Pull each line holding the word "快速定位摆放的位置" from the data.
====
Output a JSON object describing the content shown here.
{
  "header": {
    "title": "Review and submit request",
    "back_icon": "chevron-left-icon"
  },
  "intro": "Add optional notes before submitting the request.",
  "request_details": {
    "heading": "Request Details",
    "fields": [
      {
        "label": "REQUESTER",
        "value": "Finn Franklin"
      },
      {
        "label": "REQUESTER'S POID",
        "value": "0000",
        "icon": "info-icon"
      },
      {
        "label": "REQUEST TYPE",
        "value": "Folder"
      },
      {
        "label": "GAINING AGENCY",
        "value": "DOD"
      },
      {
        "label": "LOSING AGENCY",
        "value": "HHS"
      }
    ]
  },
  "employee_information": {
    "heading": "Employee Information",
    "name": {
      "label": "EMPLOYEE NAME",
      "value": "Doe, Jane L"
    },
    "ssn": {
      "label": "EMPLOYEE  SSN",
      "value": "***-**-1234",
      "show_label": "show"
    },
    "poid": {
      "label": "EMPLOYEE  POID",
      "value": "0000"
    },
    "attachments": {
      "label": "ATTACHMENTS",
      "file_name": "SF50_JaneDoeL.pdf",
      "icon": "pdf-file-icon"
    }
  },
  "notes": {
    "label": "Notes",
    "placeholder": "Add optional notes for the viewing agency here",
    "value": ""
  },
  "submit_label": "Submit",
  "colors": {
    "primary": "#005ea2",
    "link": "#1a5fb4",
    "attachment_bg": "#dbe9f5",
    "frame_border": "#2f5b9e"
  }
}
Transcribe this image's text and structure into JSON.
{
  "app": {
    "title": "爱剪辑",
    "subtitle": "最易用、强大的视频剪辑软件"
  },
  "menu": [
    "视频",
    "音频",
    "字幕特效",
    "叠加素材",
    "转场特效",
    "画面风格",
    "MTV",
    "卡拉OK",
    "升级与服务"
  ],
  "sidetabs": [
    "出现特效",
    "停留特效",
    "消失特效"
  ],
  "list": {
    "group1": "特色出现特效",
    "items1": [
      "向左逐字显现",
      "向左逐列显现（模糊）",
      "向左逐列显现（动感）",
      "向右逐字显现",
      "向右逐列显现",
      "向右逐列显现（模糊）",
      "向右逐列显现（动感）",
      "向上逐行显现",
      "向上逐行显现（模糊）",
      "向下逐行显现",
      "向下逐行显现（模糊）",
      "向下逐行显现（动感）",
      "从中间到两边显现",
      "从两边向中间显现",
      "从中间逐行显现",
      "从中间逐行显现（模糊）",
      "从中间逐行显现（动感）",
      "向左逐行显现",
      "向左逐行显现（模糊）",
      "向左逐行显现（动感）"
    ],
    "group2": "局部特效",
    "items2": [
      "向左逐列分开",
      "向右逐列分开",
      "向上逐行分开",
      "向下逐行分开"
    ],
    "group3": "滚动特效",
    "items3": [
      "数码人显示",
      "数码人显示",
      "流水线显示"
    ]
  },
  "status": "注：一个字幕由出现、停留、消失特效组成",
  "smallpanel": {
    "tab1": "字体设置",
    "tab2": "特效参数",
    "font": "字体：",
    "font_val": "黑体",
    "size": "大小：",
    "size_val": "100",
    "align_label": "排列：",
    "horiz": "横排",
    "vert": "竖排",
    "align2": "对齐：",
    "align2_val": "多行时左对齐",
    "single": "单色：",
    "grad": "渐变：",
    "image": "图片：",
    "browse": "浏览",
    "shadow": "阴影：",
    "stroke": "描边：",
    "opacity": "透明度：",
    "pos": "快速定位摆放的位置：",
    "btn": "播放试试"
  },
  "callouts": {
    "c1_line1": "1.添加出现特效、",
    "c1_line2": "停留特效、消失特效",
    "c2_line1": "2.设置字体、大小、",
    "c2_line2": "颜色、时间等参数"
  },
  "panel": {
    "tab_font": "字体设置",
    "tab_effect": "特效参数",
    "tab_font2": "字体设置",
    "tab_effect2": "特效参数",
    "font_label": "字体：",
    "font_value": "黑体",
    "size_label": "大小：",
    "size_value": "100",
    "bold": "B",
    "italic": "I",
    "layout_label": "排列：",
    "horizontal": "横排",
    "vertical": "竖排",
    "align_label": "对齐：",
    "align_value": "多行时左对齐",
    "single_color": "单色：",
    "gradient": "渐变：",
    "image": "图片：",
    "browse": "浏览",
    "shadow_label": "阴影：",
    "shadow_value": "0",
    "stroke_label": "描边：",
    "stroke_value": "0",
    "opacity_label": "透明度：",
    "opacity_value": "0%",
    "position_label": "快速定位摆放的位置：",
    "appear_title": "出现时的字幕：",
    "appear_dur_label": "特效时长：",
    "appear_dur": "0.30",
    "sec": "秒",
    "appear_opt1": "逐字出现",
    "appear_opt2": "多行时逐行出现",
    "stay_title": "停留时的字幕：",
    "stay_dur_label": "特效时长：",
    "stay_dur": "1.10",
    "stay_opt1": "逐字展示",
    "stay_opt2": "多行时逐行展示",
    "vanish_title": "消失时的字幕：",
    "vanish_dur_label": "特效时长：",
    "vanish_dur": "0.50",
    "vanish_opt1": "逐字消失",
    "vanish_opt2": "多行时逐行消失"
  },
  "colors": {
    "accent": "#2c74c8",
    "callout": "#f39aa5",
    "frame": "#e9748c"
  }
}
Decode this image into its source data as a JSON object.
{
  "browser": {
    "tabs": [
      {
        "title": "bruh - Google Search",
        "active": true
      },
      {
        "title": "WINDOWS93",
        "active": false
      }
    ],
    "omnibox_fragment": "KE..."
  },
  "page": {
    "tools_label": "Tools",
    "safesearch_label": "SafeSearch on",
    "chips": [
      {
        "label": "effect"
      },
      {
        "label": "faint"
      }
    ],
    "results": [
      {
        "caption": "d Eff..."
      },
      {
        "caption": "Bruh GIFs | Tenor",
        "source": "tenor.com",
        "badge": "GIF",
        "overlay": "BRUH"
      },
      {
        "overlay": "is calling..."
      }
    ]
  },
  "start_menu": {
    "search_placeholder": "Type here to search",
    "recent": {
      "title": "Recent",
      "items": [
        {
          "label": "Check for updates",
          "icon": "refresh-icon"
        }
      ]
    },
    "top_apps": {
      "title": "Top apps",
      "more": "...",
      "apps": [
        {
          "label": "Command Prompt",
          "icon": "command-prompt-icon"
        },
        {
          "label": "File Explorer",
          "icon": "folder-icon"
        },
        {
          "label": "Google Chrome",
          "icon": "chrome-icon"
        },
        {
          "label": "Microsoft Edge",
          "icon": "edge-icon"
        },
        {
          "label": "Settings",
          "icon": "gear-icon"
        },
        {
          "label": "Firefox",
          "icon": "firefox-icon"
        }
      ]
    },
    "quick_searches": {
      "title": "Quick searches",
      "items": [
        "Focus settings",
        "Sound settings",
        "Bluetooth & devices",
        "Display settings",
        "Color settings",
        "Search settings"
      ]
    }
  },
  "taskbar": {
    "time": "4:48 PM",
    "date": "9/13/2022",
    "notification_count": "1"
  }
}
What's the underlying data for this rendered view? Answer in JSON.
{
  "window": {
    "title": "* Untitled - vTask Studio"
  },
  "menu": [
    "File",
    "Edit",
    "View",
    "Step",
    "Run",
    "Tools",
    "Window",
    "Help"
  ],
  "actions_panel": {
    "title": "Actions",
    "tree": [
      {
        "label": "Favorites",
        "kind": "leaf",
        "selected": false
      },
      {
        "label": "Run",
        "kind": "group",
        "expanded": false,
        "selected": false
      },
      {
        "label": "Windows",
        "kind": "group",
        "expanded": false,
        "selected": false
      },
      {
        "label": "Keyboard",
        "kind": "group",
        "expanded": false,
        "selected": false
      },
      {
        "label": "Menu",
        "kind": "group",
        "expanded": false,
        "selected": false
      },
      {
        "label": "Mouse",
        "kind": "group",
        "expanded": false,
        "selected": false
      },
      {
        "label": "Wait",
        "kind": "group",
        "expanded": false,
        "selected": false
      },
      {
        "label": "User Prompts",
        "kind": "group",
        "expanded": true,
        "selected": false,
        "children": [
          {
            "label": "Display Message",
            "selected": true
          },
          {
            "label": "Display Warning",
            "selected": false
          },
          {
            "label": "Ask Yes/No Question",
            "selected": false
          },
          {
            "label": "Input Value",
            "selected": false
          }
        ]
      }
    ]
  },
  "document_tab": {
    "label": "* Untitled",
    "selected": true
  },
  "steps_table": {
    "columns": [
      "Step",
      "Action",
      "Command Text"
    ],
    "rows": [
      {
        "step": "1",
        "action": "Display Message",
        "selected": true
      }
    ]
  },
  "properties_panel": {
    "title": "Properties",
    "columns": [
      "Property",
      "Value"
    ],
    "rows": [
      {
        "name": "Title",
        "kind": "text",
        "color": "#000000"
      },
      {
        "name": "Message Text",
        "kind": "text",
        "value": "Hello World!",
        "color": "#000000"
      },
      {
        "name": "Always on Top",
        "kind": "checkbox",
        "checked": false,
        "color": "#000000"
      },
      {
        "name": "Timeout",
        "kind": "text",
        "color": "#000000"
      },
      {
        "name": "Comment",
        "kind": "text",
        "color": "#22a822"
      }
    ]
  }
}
====
# The completed task
    "pos": "快速定位摆放的位置：",
    "position_label": "快速定位摆放的位置：",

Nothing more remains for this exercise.